_Given exercise:_ Word for word, copy all the data and drop the pictures.

_Items from a data source:_
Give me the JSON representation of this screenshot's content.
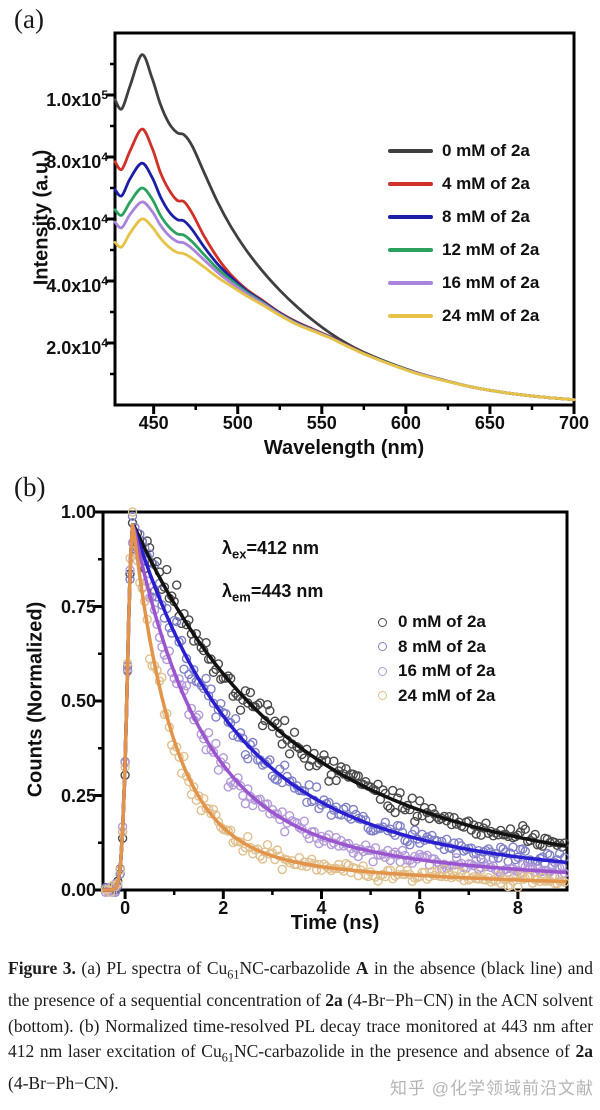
{
  "figure": {
    "panel_a_label": "(a)",
    "panel_b_label": "(b)"
  },
  "watermark": {
    "text": "知乎 @化学领域前沿文献"
  },
  "caption": {
    "segments": [
      {
        "t": "Figure 3.",
        "b": true
      },
      {
        "t": " (a) PL spectra of Cu"
      },
      {
        "t": "61",
        "sub": true
      },
      {
        "t": "NC-carbazolide "
      },
      {
        "t": "A",
        "b": true
      },
      {
        "t": " in the absence (black line) and the presence of a sequential concentration of "
      },
      {
        "t": "2a",
        "b": true
      },
      {
        "t": " (4-Br−Ph−CN) in the ACN solvent (bottom). (b) Normalized time-resolved PL decay trace monitored at 443 nm after 412 nm laser excitation of Cu"
      },
      {
        "t": "61",
        "sub": true
      },
      {
        "t": "NC-carbazolide in the presence and absence of "
      },
      {
        "t": "2a",
        "b": true
      },
      {
        "t": " (4-Br−Ph−CN)."
      }
    ]
  },
  "chart_data": [
    {
      "id": "pl-spectra",
      "panel": "a",
      "type": "line",
      "xlabel": "Wavelength (nm)",
      "ylabel": "Intensity (a.u.)",
      "xlim": [
        427,
        700
      ],
      "ylim_x1e4": [
        0,
        12
      ],
      "y_unit": "a.u. x 10^4",
      "x_ticks": {
        "major": [
          450,
          500,
          550,
          600,
          650,
          700
        ],
        "minor": [
          475,
          525,
          575,
          625,
          675
        ]
      },
      "y_ticks": {
        "major": [
          {
            "v": 2,
            "mant": "2.0x10",
            "exp": "4"
          },
          {
            "v": 4,
            "mant": "4.0x10",
            "exp": "4"
          },
          {
            "v": 6,
            "mant": "6.0x10",
            "exp": "4"
          },
          {
            "v": 8,
            "mant": "8.0x10",
            "exp": "4"
          },
          {
            "v": 10,
            "mant": "1.0x10",
            "exp": "5"
          }
        ],
        "minor": [
          1,
          3,
          5,
          7,
          9,
          11
        ]
      },
      "x": [
        427,
        431,
        436,
        443,
        449,
        454,
        459,
        464,
        468,
        473,
        480,
        488,
        496,
        505,
        515,
        525,
        535,
        545,
        555,
        565,
        575,
        590,
        605,
        620,
        640,
        660,
        680,
        700
      ],
      "series": [
        {
          "name": "0 mM of 2a",
          "color": "#3f3f3f",
          "values_x1e4": [
            9.85,
            9.55,
            10.3,
            11.3,
            10.55,
            9.7,
            9.1,
            8.78,
            8.72,
            8.35,
            7.5,
            6.55,
            5.75,
            5.0,
            4.3,
            3.7,
            3.18,
            2.72,
            2.32,
            1.98,
            1.7,
            1.36,
            1.07,
            0.84,
            0.57,
            0.39,
            0.26,
            0.17
          ]
        },
        {
          "name": "4 mM of 2a",
          "color": "#d03028",
          "values_x1e4": [
            7.85,
            7.6,
            8.2,
            8.9,
            8.3,
            7.5,
            6.95,
            6.6,
            6.56,
            6.18,
            5.45,
            4.75,
            4.2,
            3.74,
            3.36,
            2.98,
            2.68,
            2.44,
            2.2,
            1.93,
            1.67,
            1.34,
            1.05,
            0.83,
            0.57,
            0.39,
            0.26,
            0.17
          ]
        },
        {
          "name": "8 mM of 2a",
          "color": "#1b1fa8",
          "values_x1e4": [
            6.95,
            6.75,
            7.3,
            7.8,
            7.35,
            6.72,
            6.25,
            5.98,
            5.94,
            5.65,
            5.1,
            4.55,
            4.12,
            3.7,
            3.33,
            2.96,
            2.66,
            2.42,
            2.19,
            1.92,
            1.66,
            1.34,
            1.05,
            0.83,
            0.57,
            0.39,
            0.26,
            0.17
          ]
        },
        {
          "name": "12 mM of 2a",
          "color": "#2aa25e",
          "values_x1e4": [
            6.3,
            6.12,
            6.55,
            7.0,
            6.65,
            6.12,
            5.75,
            5.52,
            5.48,
            5.26,
            4.85,
            4.4,
            4.03,
            3.65,
            3.3,
            2.94,
            2.64,
            2.41,
            2.18,
            1.91,
            1.66,
            1.34,
            1.05,
            0.83,
            0.57,
            0.39,
            0.26,
            0.17
          ]
        },
        {
          "name": "16 mM of 2a",
          "color": "#a884dc",
          "values_x1e4": [
            5.9,
            5.72,
            6.15,
            6.55,
            6.25,
            5.8,
            5.47,
            5.27,
            5.23,
            5.04,
            4.68,
            4.28,
            3.95,
            3.6,
            3.27,
            2.92,
            2.62,
            2.4,
            2.17,
            1.91,
            1.65,
            1.33,
            1.05,
            0.83,
            0.57,
            0.39,
            0.26,
            0.17
          ]
        },
        {
          "name": "24 mM of 2a",
          "color": "#e6c247",
          "values_x1e4": [
            5.25,
            5.1,
            5.55,
            6.0,
            5.75,
            5.38,
            5.1,
            4.92,
            4.88,
            4.73,
            4.45,
            4.12,
            3.84,
            3.53,
            3.22,
            2.89,
            2.6,
            2.38,
            2.16,
            1.9,
            1.65,
            1.33,
            1.04,
            0.82,
            0.57,
            0.39,
            0.26,
            0.17
          ]
        }
      ],
      "legend_position": "right"
    },
    {
      "id": "pl-decay",
      "panel": "b",
      "type": "scatter+line",
      "xlabel": "Time (ns)",
      "ylabel": "Counts (Normalized)",
      "xlim": [
        -0.45,
        9.0
      ],
      "ylim": [
        0,
        1.0
      ],
      "x_ticks": {
        "major": [
          0,
          2,
          4,
          6,
          8
        ],
        "minor": [
          1,
          3,
          5,
          7
        ]
      },
      "y_ticks": {
        "major": [
          {
            "v": 0.0,
            "label": "0.00"
          },
          {
            "v": 0.25,
            "label": "0.25"
          },
          {
            "v": 0.5,
            "label": "0.50"
          },
          {
            "v": 0.75,
            "label": "0.75"
          },
          {
            "v": 1.0,
            "label": "1.00"
          }
        ],
        "minor": [
          0.125,
          0.375,
          0.625,
          0.875
        ]
      },
      "annotation": [
        {
          "sym": "λ",
          "sub": "ex",
          "rest": "=412 nm"
        },
        {
          "sym": "λ",
          "sub": "em",
          "rest": "=443 nm"
        }
      ],
      "decay_model": {
        "t_peak": 0.16,
        "peak_value": 0.97,
        "rise_sigma": 0.11
      },
      "series": [
        {
          "name": "0 mM of 2a",
          "line_color": "#121212",
          "marker_color": "#4a4a4a",
          "fit": {
            "A1": 0.73,
            "tau1": 2.8,
            "A2": 0.24,
            "tau2": 8.5
          }
        },
        {
          "name": "8 mM of 2a",
          "line_color": "#2a1fd0",
          "marker_color": "#8080c8",
          "fit": {
            "A1": 0.76,
            "tau1": 1.95,
            "A2": 0.21,
            "tau2": 7.5
          }
        },
        {
          "name": "16 mM of 2a",
          "line_color": "#9a55cf",
          "marker_color": "#b49ad8",
          "fit": {
            "A1": 0.81,
            "tau1": 1.35,
            "A2": 0.16,
            "tau2": 7.0
          }
        },
        {
          "name": "24 mM of 2a",
          "line_color": "#e2944a",
          "marker_color": "#e0c08e",
          "fit": {
            "A1": 0.86,
            "tau1": 0.8,
            "A2": 0.11,
            "tau2": 5.5
          }
        }
      ],
      "scatter": {
        "t_start": -0.4,
        "t_end": 8.95,
        "step": 0.05,
        "marker_radius": 4,
        "seed": 42
      }
    }
  ]
}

_Reply to the task:_
Give me the JSON representation of this screenshot's content.
{
  "figure": {
    "panel_a_label": "(a)",
    "panel_b_label": "(b)"
  },
  "watermark": {
    "text": "知乎 @化学领域前沿文献"
  },
  "caption": {
    "segments": [
      {
        "t": "Figure 3.",
        "b": true
      },
      {
        "t": " (a) PL spectra of Cu"
      },
      {
        "t": "61",
        "sub": true
      },
      {
        "t": "NC-carbazolide "
      },
      {
        "t": "A",
        "b": true
      },
      {
        "t": " in the absence (black line) and the presence of a sequential concentration of "
      },
      {
        "t": "2a",
        "b": true
      },
      {
        "t": " (4-Br−Ph−CN) in the ACN solvent (bottom). (b) Normalized time-resolved PL decay trace monitored at 443 nm after 412 nm laser excitation of Cu"
      },
      {
        "t": "61",
        "sub": true
      },
      {
        "t": "NC-carbazolide in the presence and absence of "
      },
      {
        "t": "2a",
        "b": true
      },
      {
        "t": " (4-Br−Ph−CN)."
      }
    ]
  },
  "chart_data": [
    {
      "id": "pl-spectra",
      "panel": "a",
      "type": "line",
      "xlabel": "Wavelength (nm)",
      "ylabel": "Intensity (a.u.)",
      "xlim": [
        427,
        700
      ],
      "ylim_x1e4": [
        0,
        12
      ],
      "y_unit": "a.u. x 10^4",
      "x_ticks": {
        "major": [
          450,
          500,
          550,
          600,
          650,
          700
        ],
        "minor": [
          475,
          525,
          575,
          625,
          675
        ]
      },
      "y_ticks": {
        "major": [
          {
            "v": 2,
            "mant": "2.0x10",
            "exp": "4"
          },
          {
            "v": 4,
            "mant": "4.0x10",
            "exp": "4"
          },
          {
            "v": 6,
            "mant": "6.0x10",
            "exp": "4"
          },
          {
            "v": 8,
            "mant": "8.0x10",
            "exp": "4"
          },
          {
            "v": 10,
            "mant": "1.0x10",
            "exp": "5"
          }
        ],
        "minor": [
          1,
          3,
          5,
          7,
          9,
          11
        ]
      },
      "x": [
        427,
        431,
        436,
        443,
        449,
        454,
        459,
        464,
        468,
        473,
        480,
        488,
        496,
        505,
        515,
        525,
        535,
        545,
        555,
        565,
        575,
        590,
        605,
        620,
        640,
        660,
        680,
        700
      ],
      "series": [
        {
          "name": "0 mM of 2a",
          "color": "#3f3f3f",
          "values_x1e4": [
            9.85,
            9.55,
            10.3,
            11.3,
            10.55,
            9.7,
            9.1,
            8.78,
            8.72,
            8.35,
            7.5,
            6.55,
            5.75,
            5.0,
            4.3,
            3.7,
            3.18,
            2.72,
            2.32,
            1.98,
            1.7,
            1.36,
            1.07,
            0.84,
            0.57,
            0.39,
            0.26,
            0.17
          ]
        },
        {
          "name": "4 mM of 2a",
          "color": "#d03028",
          "values_x1e4": [
            7.85,
            7.6,
            8.2,
            8.9,
            8.3,
            7.5,
            6.95,
            6.6,
            6.56,
            6.18,
            5.45,
            4.75,
            4.2,
            3.74,
            3.36,
            2.98,
            2.68,
            2.44,
            2.2,
            1.93,
            1.67,
            1.34,
            1.05,
            0.83,
            0.57,
            0.39,
            0.26,
            0.17
          ]
        },
        {
          "name": "8 mM of 2a",
          "color": "#1b1fa8",
          "values_x1e4": [
            6.95,
            6.75,
            7.3,
            7.8,
            7.35,
            6.72,
            6.25,
            5.98,
            5.94,
            5.65,
            5.1,
            4.55,
            4.12,
            3.7,
            3.33,
            2.96,
            2.66,
            2.42,
            2.19,
            1.92,
            1.66,
            1.34,
            1.05,
            0.83,
            0.57,
            0.39,
            0.26,
            0.17
          ]
        },
        {
          "name": "12 mM of 2a",
          "color": "#2aa25e",
          "values_x1e4": [
            6.3,
            6.12,
            6.55,
            7.0,
            6.65,
            6.12,
            5.75,
            5.52,
            5.48,
            5.26,
            4.85,
            4.4,
            4.03,
            3.65,
            3.3,
            2.94,
            2.64,
            2.41,
            2.18,
            1.91,
            1.66,
            1.34,
            1.05,
            0.83,
            0.57,
            0.39,
            0.26,
            0.17
          ]
        },
        {
          "name": "16 mM of 2a",
          "color": "#a884dc",
          "values_x1e4": [
            5.9,
            5.72,
            6.15,
            6.55,
            6.25,
            5.8,
            5.47,
            5.27,
            5.23,
            5.04,
            4.68,
            4.28,
            3.95,
            3.6,
            3.27,
            2.92,
            2.62,
            2.4,
            2.17,
            1.91,
            1.65,
            1.33,
            1.05,
            0.83,
            0.57,
            0.39,
            0.26,
            0.17
          ]
        },
        {
          "name": "24 mM of 2a",
          "color": "#e6c247",
          "values_x1e4": [
            5.25,
            5.1,
            5.55,
            6.0,
            5.75,
            5.38,
            5.1,
            4.92,
            4.88,
            4.73,
            4.45,
            4.12,
            3.84,
            3.53,
            3.22,
            2.89,
            2.6,
            2.38,
            2.16,
            1.9,
            1.65,
            1.33,
            1.04,
            0.82,
            0.57,
            0.39,
            0.26,
            0.17
          ]
        }
      ],
      "legend_position": "right"
    },
    {
      "id": "pl-decay",
      "panel": "b",
      "type": "scatter+line",
      "xlabel": "Time (ns)",
      "ylabel": "Counts (Normalized)",
      "xlim": [
        -0.45,
        9.0
      ],
      "ylim": [
        0,
        1.0
      ],
      "x_ticks": {
        "major": [
          0,
          2,
          4,
          6,
          8
        ],
        "minor": [
          1,
          3,
          5,
          7
        ]
      },
      "y_ticks": {
        "major": [
          {
            "v": 0.0,
            "label": "0.00"
          },
          {
            "v": 0.25,
            "label": "0.25"
          },
          {
            "v": 0.5,
            "label": "0.50"
          },
          {
            "v": 0.75,
            "label": "0.75"
          },
          {
            "v": 1.0,
            "label": "1.00"
          }
        ],
        "minor": [
          0.125,
          0.375,
          0.625,
          0.875
        ]
      },
      "annotation": [
        {
          "sym": "λ",
          "sub": "ex",
          "rest": "=412 nm"
        },
        {
          "sym": "λ",
          "sub": "em",
          "rest": "=443 nm"
        }
      ],
      "decay_model": {
        "t_peak": 0.16,
        "peak_value": 0.97,
        "rise_sigma": 0.11
      },
      "series": [
        {
          "name": "0 mM of 2a",
          "line_color": "#121212",
          "marker_color": "#4a4a4a",
          "fit": {
            "A1": 0.73,
            "tau1": 2.8,
            "A2": 0.24,
            "tau2": 8.5
          }
        },
        {
          "name": "8 mM of 2a",
          "line_color": "#2a1fd0",
          "marker_color": "#8080c8",
          "fit": {
            "A1": 0.76,
            "tau1": 1.95,
            "A2": 0.21,
            "tau2": 7.5
          }
        },
        {
          "name": "16 mM of 2a",
          "line_color": "#9a55cf",
          "marker_color": "#b49ad8",
          "fit": {
            "A1": 0.81,
            "tau1": 1.35,
            "A2": 0.16,
            "tau2": 7.0
          }
        },
        {
          "name": "24 mM of 2a",
          "line_color": "#e2944a",
          "marker_color": "#e0c08e",
          "fit": {
            "A1": 0.86,
            "tau1": 0.8,
            "A2": 0.11,
            "tau2": 5.5
          }
        }
      ],
      "scatter": {
        "t_start": -0.4,
        "t_end": 8.95,
        "step": 0.05,
        "marker_radius": 4,
        "seed": 42
      }
    }
  ]
}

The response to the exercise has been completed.